◆ WHAT YOU SHOULD DO ◆
For this exercise, copy out each line of the material below that includes "המבקשת".

◆ EXCERPTED DATA ◆

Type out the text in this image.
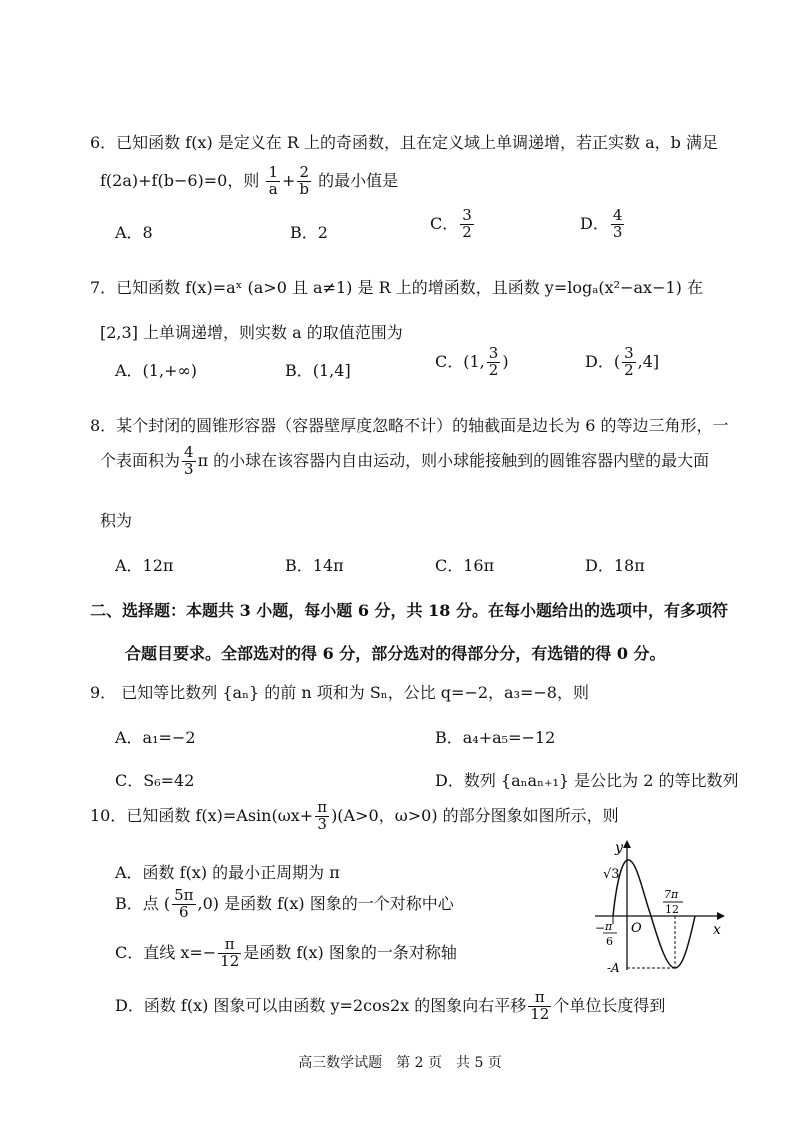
6．已知函数 f(x) 是定义在 R 上的奇函数，且在定义域上单调递增，若正实数 a，b 满足
f(2a)+f(b−6)=0，则 $\frac{1}{a} + \frac{2}{b}$ 的最小值是
A．8	B．2	C． $\frac{3}{2}$	D． $\frac{4}{3}$
7．已知函数 f(x)=aˣ (a>0 且 a≠1) 是 R 上的增函数，且函数 y=logₐ(x²−ax−1) 在
[2,3] 上单调递增，则实数 a 的取值范围为
A．(1,+∞)	B．(1,4]	C．(1, $\frac{3}{2}$ )	D．( $\frac{3}{2} ,4$]
8．某个封闭的圆锥形容器（容器壁厚度忽略不计）的轴截面是边长为 6 的等边三角形，一
个表面积为 $\frac{4}{3}$ π 的小球在该容器内自由运动，则小球能接触到的圆锥容器内壁的最大面
积为
A．12π	B．14π	C．16π	D．18π
二、选择题：本题共 3 小题，每小题 6 分，共 18 分。在每小题给出的选项中，有多项符
合题目要求。全部选对的得 6 分，部分选对的得部分分，有选错的得 0 分。
9． 已知等比数列 {aₙ} 的前 n 项和为 Sₙ，公比 q=−2，a₃=−8，则
A．a₁=−2	B．a₄+a₅=−12
C．S₆=42	D．数列 {aₙaₙ₊₁} 是公比为 2 的等比数列
10．已知函数 $f(x)=Asin(\omega x+ \frac{\pi}{3} )(A>0$，ω>0) 的部分图象如图所示，则
A．函数 f(x) 的最小正周期为 π
B．点 ( $\frac{5\pi}{6} ,0$) 是函数 f(x) 图象的一个对称中心
C．直线 $x=- \frac{\pi}{12}$ 是函数 f(x) 图象的一条对称轴
D．函数 f(x) 图象可以由函数 y=2cos2x 的图象向右平移 $\frac{\pi}{12}$ 个单位长度得到
y
x
O
√3
-A
− π
6
7π
12
高三数学试题　第 2 页　共 5 页
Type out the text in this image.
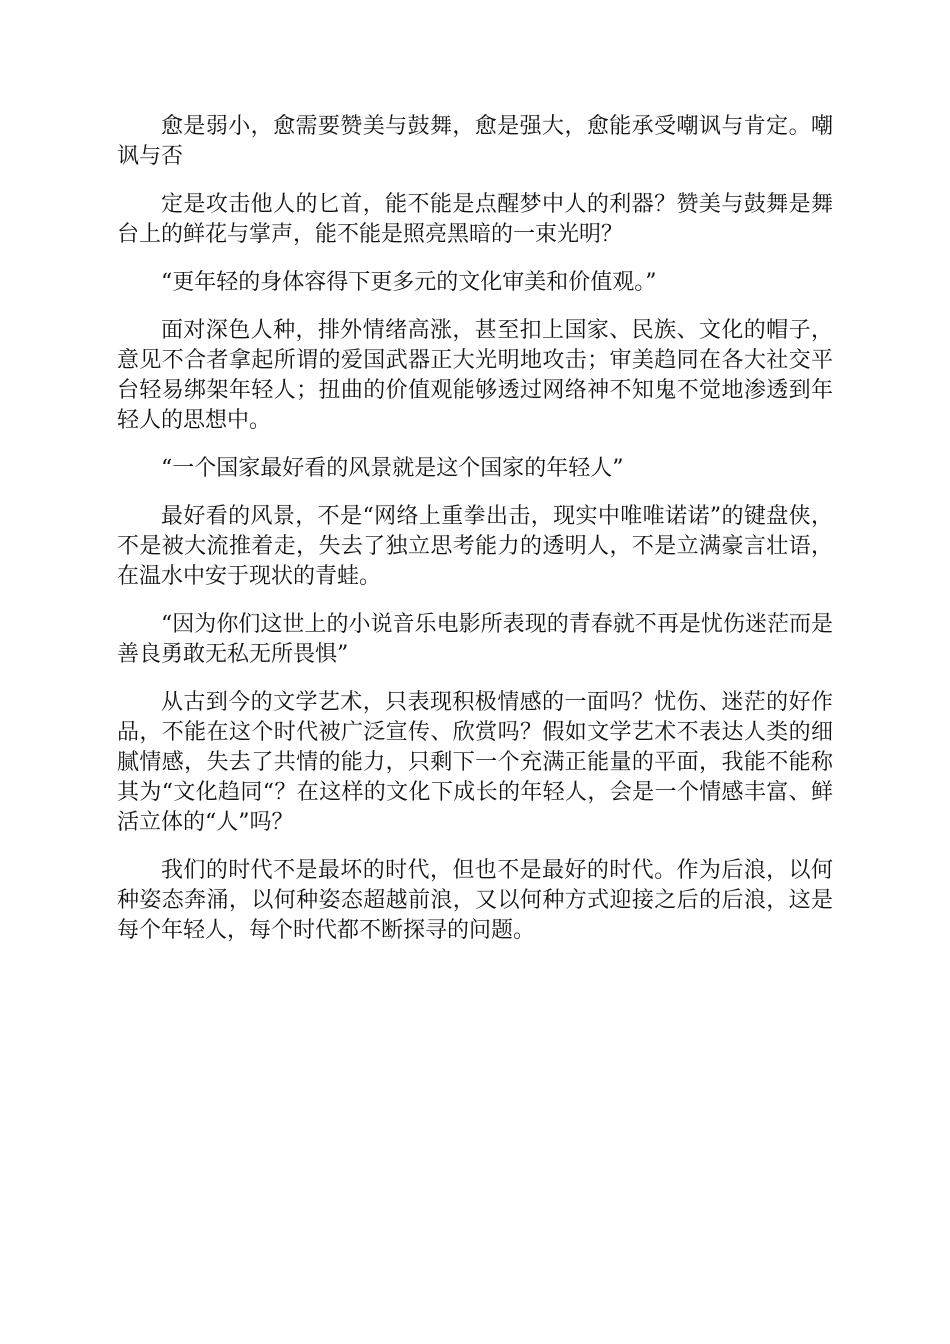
愈是弱小，愈需要赞美与鼓舞，愈是强大，愈能承受嘲讽与肯定。嘲讽与否

定是攻击他人的匕首，能不能是点醒梦中人的利器？赞美与鼓舞是舞台上的鲜花与掌声，能不能是照亮黑暗的一束光明？

“更年轻的身体容得下更多元的文化审美和价值观。”

面对深色人种，排外情绪高涨，甚至扣上国家、民族、文化的帽子，意见不合者拿起所谓的爱国武器正大光明地攻击；审美趋同在各大社交平台轻易绑架年轻人；扭曲的价值观能够透过网络神不知鬼不觉地渗透到年轻人的思想中。

“一个国家最好看的风景就是这个国家的年轻人”

最好看的风景，不是“网络上重拳出击，现实中唯唯诺诺”的键盘侠，不是被大流推着走，失去了独立思考能力的透明人，不是立满豪言壮语，在温水中安于现状的青蛙。

“因为你们这世上的小说音乐电影所表现的青春就不再是忧伤迷茫而是善良勇敢无私无所畏惧”

从古到今的文学艺术，只表现积极情感的一面吗？忧伤、迷茫的好作品，不能在这个时代被广泛宣传、欣赏吗？假如文学艺术不表达人类的细腻情感，失去了共情的能力，只剩下一个充满正能量的平面，我能不能称其为“文化趋同“？在这样的文化下成长的年轻人，会是一个情感丰富、鲜活立体的“人”吗？

我们的时代不是最坏的时代，但也不是最好的时代。作为后浪，以何种姿态奔涌，以何种姿态超越前浪，又以何种方式迎接之后的后浪，这是每个年轻人，每个时代都不断探寻的问题。
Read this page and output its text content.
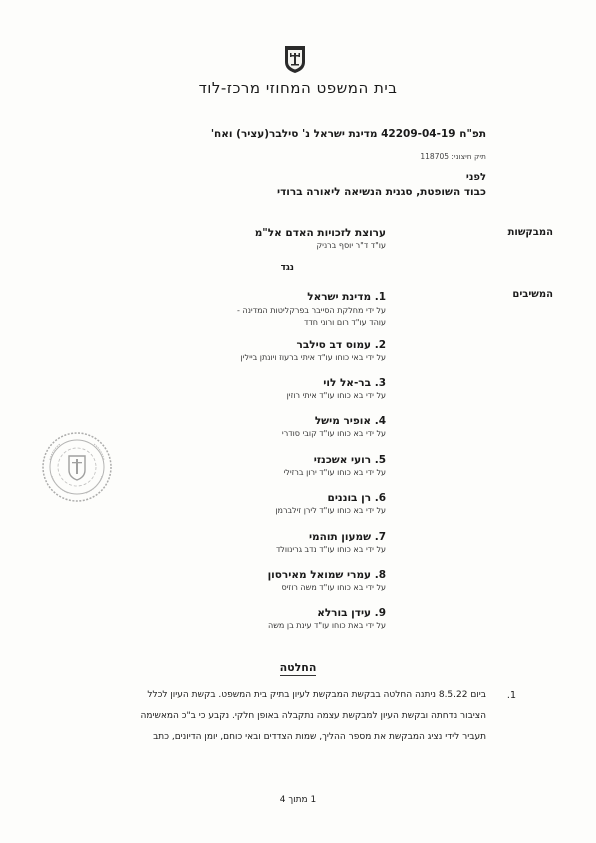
בית המשפט המחוזי מרכז-לוד
תפ"ח 42209-04-19 מדינת ישראל נ' סילבר(עציר) ואח'
תיק חיצוני: 118705
לפני
כבוד השופטת, סגנית הנשיאה ליאורה ברודי
המבקשות
ערוצת לזכויות האדם אל"מ
עו"ד ד"ר יוסף ברניק
נגד
המשיבים
1. מדינת ישראל
על ידי מחלקת הסייבר בפרקליטות המדינה -
עוהד עו"ד רום ורוני חדד
2. עמוס דב סילבר
על ידי באי כוחו עו"ד איתי ברעוז ויונתן ביילין
3. בר-אל לוי
על ידי בא כוחו עו"ד איתי רוזין
4. אופיר מישל
על ידי בא כוחו עו"ד קובי סודרי
5. רועי אשכנזי
על ידי בא כוחו עו"ד ירון ברזילי
6. רן בוננים
על ידי בא כוחו עו"ד לירן זילברמן
7. שמעון תוהמי
על ידי בא כוחו עו"ד נדב גרינוולד
8. עמרי שמואל מאירסון
על ידי בא כוחו עו"ד משה רוזיס
9. עידן בורלא
על ידי באת כוחו עו"ד עינת בן משה
החלטה
1.
ביום 8.5.22 ניתנה החלטה בבקשת המבקשת לעיון בתיק בית המשפט. בקשת העיון לכלל
הציבור נדחתה ובקשת העיון למבקשת עצמה נתקבלה באופן חלקי. נקבע כי ב"כ המאשימה
תעביר לידי נציג המבקשת את מספר ההליך, שמות הצדדים ובאי כוחם, יומן הדיונים, כתב
1 מתוך 4
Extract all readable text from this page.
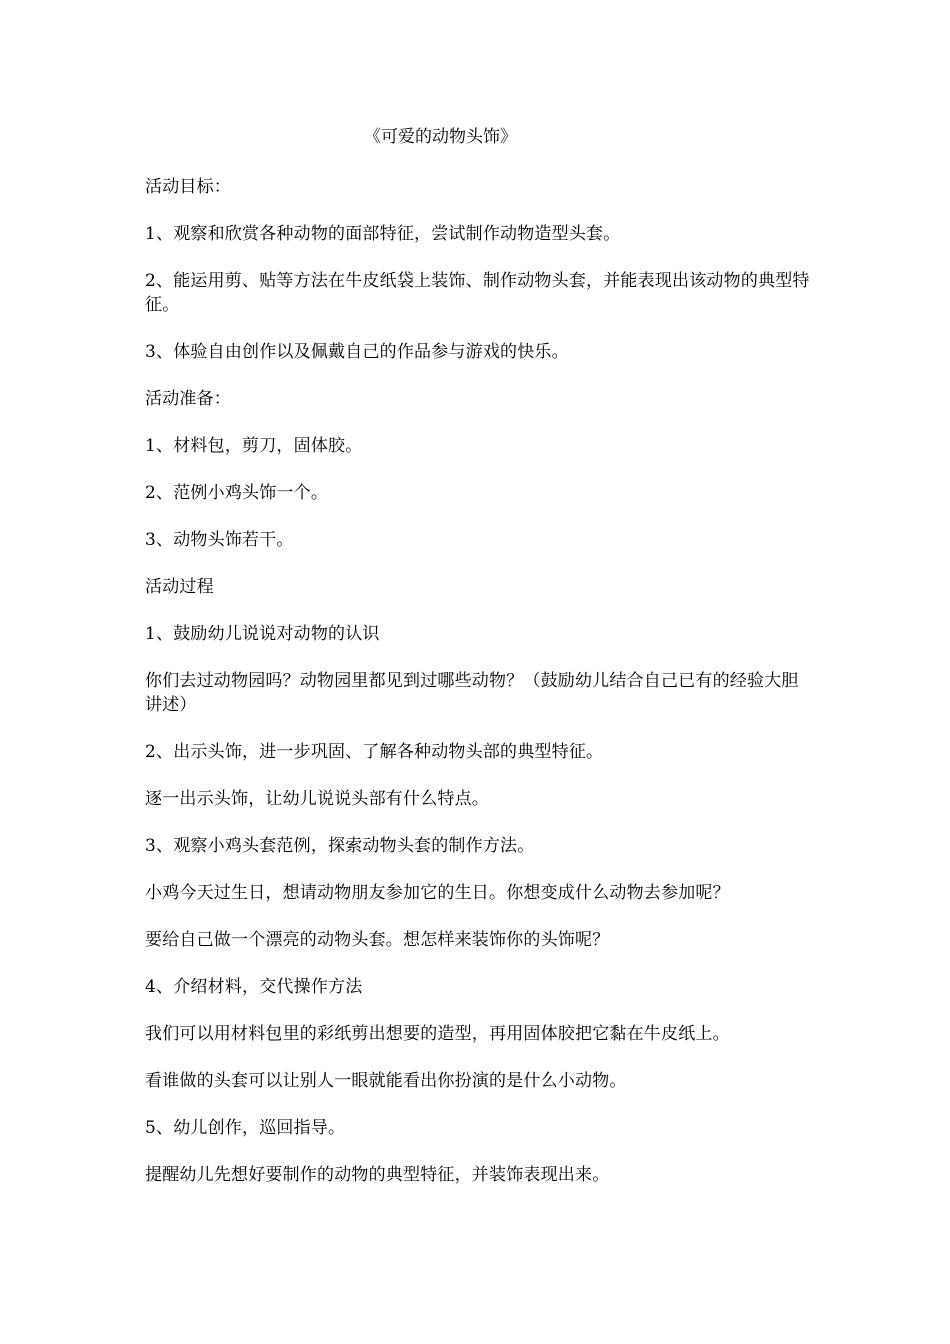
《可爱的动物头饰》

活动目标：

1、观察和欣赏各种动物的面部特征，尝试制作动物造型头套。

2、能运用剪、贴等方法在牛皮纸袋上装饰、制作动物头套，并能表现出该动物的典型特征。

3、体验自由创作以及佩戴自己的作品参与游戏的快乐。

活动准备：

1、材料包，剪刀，固体胶。

2、范例小鸡头饰一个。

3、动物头饰若干。

活动过程

1、鼓励幼儿说说对动物的认识

你们去过动物园吗？动物园里都见到过哪些动物？（鼓励幼儿结合自己已有的经验大胆讲述）

2、出示头饰，进一步巩固、了解各种动物头部的典型特征。

逐一出示头饰，让幼儿说说头部有什么特点。

3、观察小鸡头套范例，探索动物头套的制作方法。

小鸡今天过生日，想请动物朋友参加它的生日。你想变成什么动物去参加呢？

要给自己做一个漂亮的动物头套。想怎样来装饰你的头饰呢？

4、介绍材料，交代操作方法

我们可以用材料包里的彩纸剪出想要的造型，再用固体胶把它黏在牛皮纸上。

看谁做的头套可以让别人一眼就能看出你扮演的是什么小动物。

5、幼儿创作，巡回指导。

提醒幼儿先想好要制作的动物的典型特征，并装饰表现出来。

◆ RESPONSE ◆
ביום 8.5.22 ניתנה החלטה בבקשת המבקשת לעיון בתיק בית המשפט. בקשת העיון לכלל
תעביר לידי נציג המבקשת את מספר ההליך, שמות הצדדים ובאי כוחם, יומן הדיונים, כתב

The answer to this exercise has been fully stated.